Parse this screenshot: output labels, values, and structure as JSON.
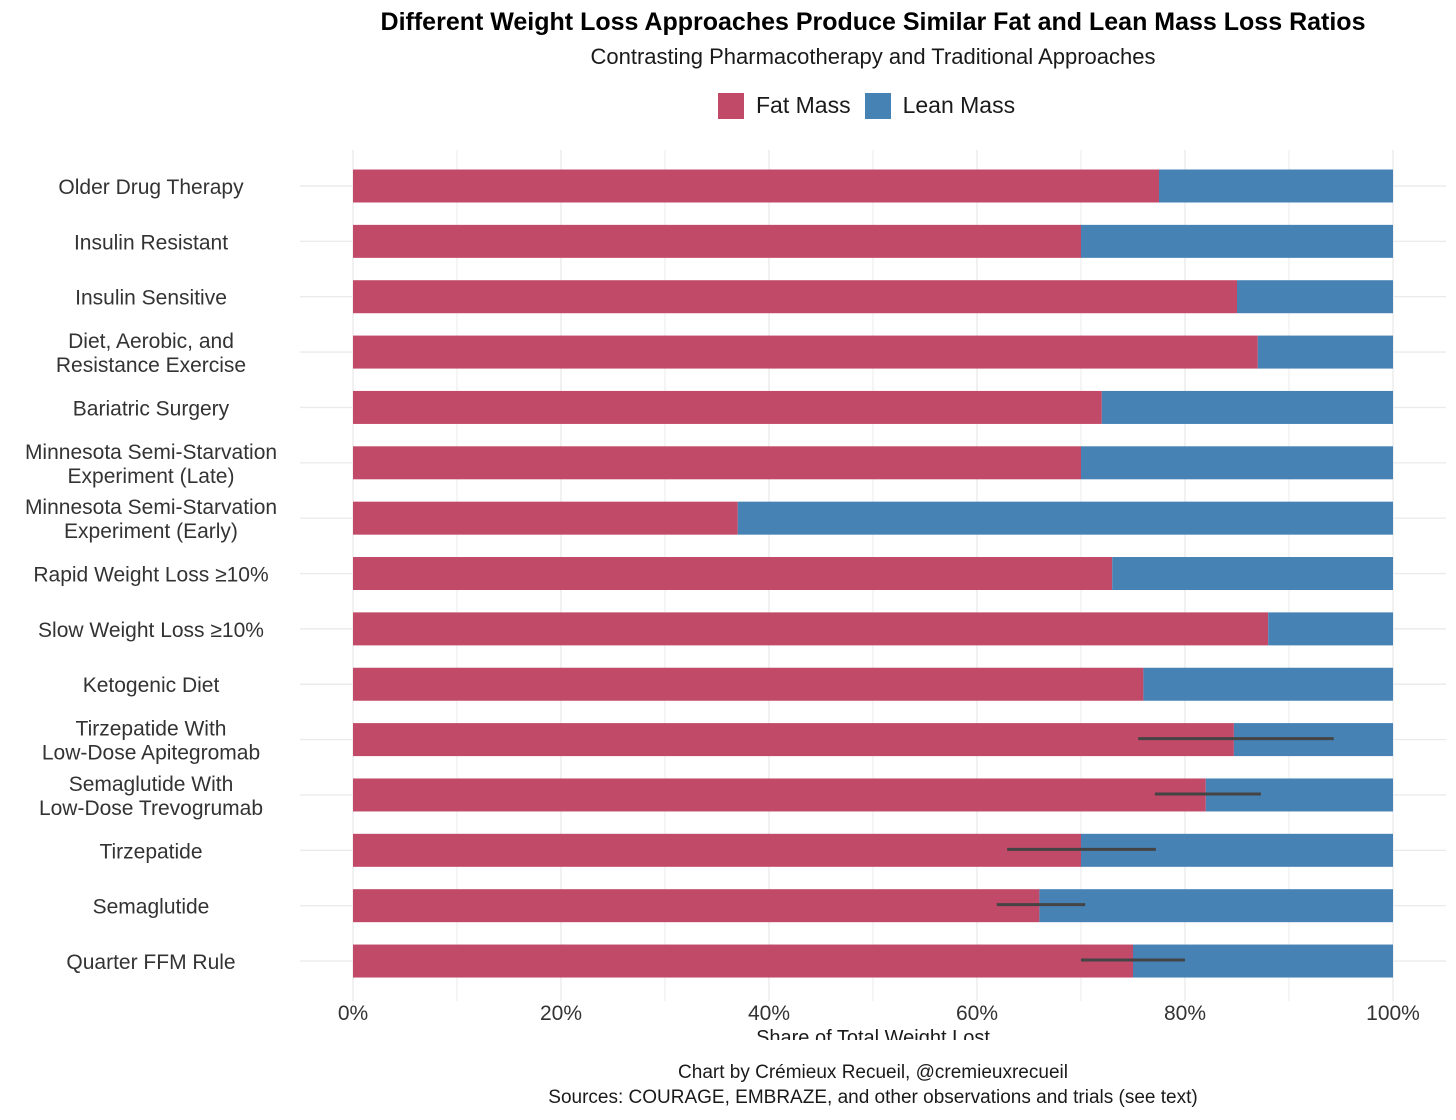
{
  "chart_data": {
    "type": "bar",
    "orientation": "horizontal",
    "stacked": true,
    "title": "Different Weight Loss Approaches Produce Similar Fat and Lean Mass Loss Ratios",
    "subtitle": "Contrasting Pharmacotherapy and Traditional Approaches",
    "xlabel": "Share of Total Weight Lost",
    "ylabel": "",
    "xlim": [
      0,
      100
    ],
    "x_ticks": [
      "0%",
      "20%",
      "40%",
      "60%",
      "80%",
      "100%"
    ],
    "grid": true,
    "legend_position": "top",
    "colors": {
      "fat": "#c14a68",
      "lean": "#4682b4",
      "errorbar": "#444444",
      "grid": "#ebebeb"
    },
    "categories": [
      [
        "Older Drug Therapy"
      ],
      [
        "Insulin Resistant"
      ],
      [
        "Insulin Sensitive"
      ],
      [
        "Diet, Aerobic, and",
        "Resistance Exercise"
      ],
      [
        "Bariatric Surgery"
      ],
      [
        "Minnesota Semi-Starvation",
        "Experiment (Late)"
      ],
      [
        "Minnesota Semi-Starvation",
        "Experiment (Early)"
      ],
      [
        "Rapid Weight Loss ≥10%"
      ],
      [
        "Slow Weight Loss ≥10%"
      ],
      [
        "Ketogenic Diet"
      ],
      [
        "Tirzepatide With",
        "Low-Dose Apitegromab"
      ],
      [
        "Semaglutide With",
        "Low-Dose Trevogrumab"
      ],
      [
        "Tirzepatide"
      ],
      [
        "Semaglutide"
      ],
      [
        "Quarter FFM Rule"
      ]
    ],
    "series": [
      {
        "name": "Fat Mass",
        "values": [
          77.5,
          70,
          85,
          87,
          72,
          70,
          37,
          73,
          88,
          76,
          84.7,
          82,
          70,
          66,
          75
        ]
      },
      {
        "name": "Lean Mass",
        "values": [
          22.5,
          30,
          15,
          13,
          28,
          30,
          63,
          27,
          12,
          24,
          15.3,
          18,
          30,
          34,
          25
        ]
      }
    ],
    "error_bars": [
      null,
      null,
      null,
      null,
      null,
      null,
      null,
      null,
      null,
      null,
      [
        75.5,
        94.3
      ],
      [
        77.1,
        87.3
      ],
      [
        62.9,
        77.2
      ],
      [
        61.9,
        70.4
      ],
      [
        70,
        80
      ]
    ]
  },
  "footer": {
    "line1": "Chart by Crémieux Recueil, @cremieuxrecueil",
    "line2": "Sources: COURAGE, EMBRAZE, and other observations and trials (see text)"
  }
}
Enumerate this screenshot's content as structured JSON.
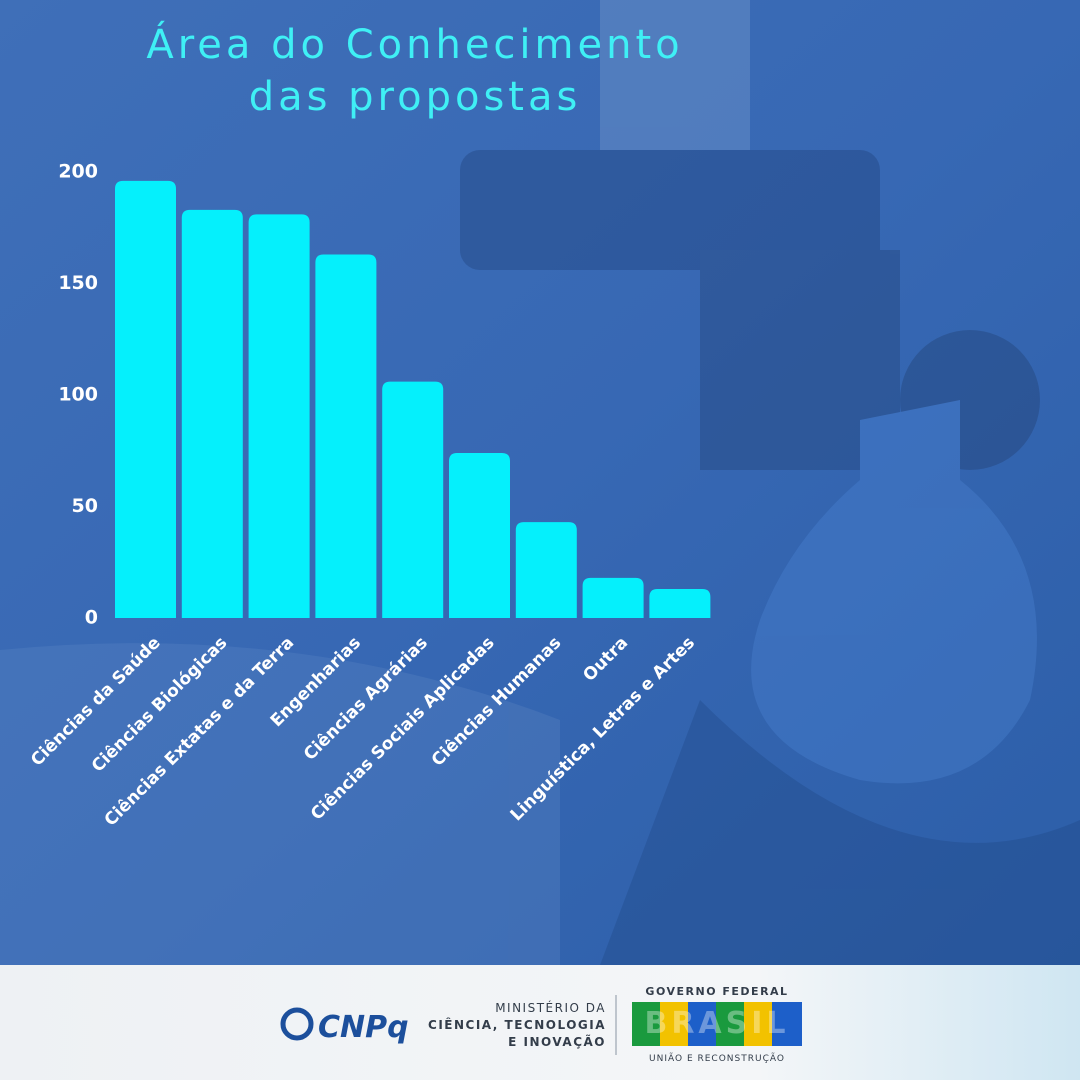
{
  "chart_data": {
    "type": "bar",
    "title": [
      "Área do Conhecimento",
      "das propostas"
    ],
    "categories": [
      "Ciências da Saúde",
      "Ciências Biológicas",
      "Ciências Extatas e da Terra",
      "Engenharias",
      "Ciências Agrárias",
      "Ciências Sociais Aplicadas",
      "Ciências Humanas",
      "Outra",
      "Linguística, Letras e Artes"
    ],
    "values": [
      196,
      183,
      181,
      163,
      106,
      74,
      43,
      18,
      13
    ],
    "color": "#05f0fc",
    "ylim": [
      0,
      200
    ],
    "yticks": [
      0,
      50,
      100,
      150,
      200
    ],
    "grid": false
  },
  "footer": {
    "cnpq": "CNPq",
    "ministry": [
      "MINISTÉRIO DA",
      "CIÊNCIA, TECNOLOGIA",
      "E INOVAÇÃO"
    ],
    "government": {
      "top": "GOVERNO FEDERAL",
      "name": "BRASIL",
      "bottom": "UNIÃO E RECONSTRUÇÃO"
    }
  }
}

* TASK BRIEF: Every line of the data should be copied as it stands, without the images.

* WRITTEN RESPONSE:
Parse this screenshot: output labels, values, and structure as JSON.
{
  "chart_data": {
    "type": "bar",
    "orientation": "horizontal",
    "stacked": true,
    "title": "Different Weight Loss Approaches Produce Similar Fat and Lean Mass Loss Ratios",
    "subtitle": "Contrasting Pharmacotherapy and Traditional Approaches",
    "xlabel": "Share of Total Weight Lost",
    "ylabel": "",
    "xlim": [
      0,
      100
    ],
    "x_ticks": [
      "0%",
      "20%",
      "40%",
      "60%",
      "80%",
      "100%"
    ],
    "grid": true,
    "legend_position": "top",
    "colors": {
      "fat": "#c14a68",
      "lean": "#4682b4",
      "errorbar": "#444444",
      "grid": "#ebebeb"
    },
    "categories": [
      [
        "Older Drug Therapy"
      ],
      [
        "Insulin Resistant"
      ],
      [
        "Insulin Sensitive"
      ],
      [
        "Diet, Aerobic, and",
        "Resistance Exercise"
      ],
      [
        "Bariatric Surgery"
      ],
      [
        "Minnesota Semi-Starvation",
        "Experiment (Late)"
      ],
      [
        "Minnesota Semi-Starvation",
        "Experiment (Early)"
      ],
      [
        "Rapid Weight Loss ≥10%"
      ],
      [
        "Slow Weight Loss ≥10%"
      ],
      [
        "Ketogenic Diet"
      ],
      [
        "Tirzepatide With",
        "Low-Dose Apitegromab"
      ],
      [
        "Semaglutide With",
        "Low-Dose Trevogrumab"
      ],
      [
        "Tirzepatide"
      ],
      [
        "Semaglutide"
      ],
      [
        "Quarter FFM Rule"
      ]
    ],
    "series": [
      {
        "name": "Fat Mass",
        "values": [
          77.5,
          70,
          85,
          87,
          72,
          70,
          37,
          73,
          88,
          76,
          84.7,
          82,
          70,
          66,
          75
        ]
      },
      {
        "name": "Lean Mass",
        "values": [
          22.5,
          30,
          15,
          13,
          28,
          30,
          63,
          27,
          12,
          24,
          15.3,
          18,
          30,
          34,
          25
        ]
      }
    ],
    "error_bars": [
      null,
      null,
      null,
      null,
      null,
      null,
      null,
      null,
      null,
      null,
      [
        75.5,
        94.3
      ],
      [
        77.1,
        87.3
      ],
      [
        62.9,
        77.2
      ],
      [
        61.9,
        70.4
      ],
      [
        70,
        80
      ]
    ]
  },
  "footer": {
    "line1": "Chart by Crémieux Recueil, @cremieuxrecueil",
    "line2": "Sources: COURAGE, EMBRAZE, and other observations and trials (see text)"
  }
}
Enumerate this screenshot's content as structured JSON.
{
  "chart_data": {
    "type": "bar",
    "title": [
      "Área do Conhecimento",
      "das propostas"
    ],
    "categories": [
      "Ciências da Saúde",
      "Ciências Biológicas",
      "Ciências Extatas e da Terra",
      "Engenharias",
      "Ciências Agrárias",
      "Ciências Sociais Aplicadas",
      "Ciências Humanas",
      "Outra",
      "Linguística, Letras e Artes"
    ],
    "values": [
      196,
      183,
      181,
      163,
      106,
      74,
      43,
      18,
      13
    ],
    "color": "#05f0fc",
    "ylim": [
      0,
      200
    ],
    "yticks": [
      0,
      50,
      100,
      150,
      200
    ],
    "grid": false
  },
  "footer": {
    "cnpq": "CNPq",
    "ministry": [
      "MINISTÉRIO DA",
      "CIÊNCIA, TECNOLOGIA",
      "E INOVAÇÃO"
    ],
    "government": {
      "top": "GOVERNO FEDERAL",
      "name": "BRASIL",
      "bottom": "UNIÃO E RECONSTRUÇÃO"
    }
  }
}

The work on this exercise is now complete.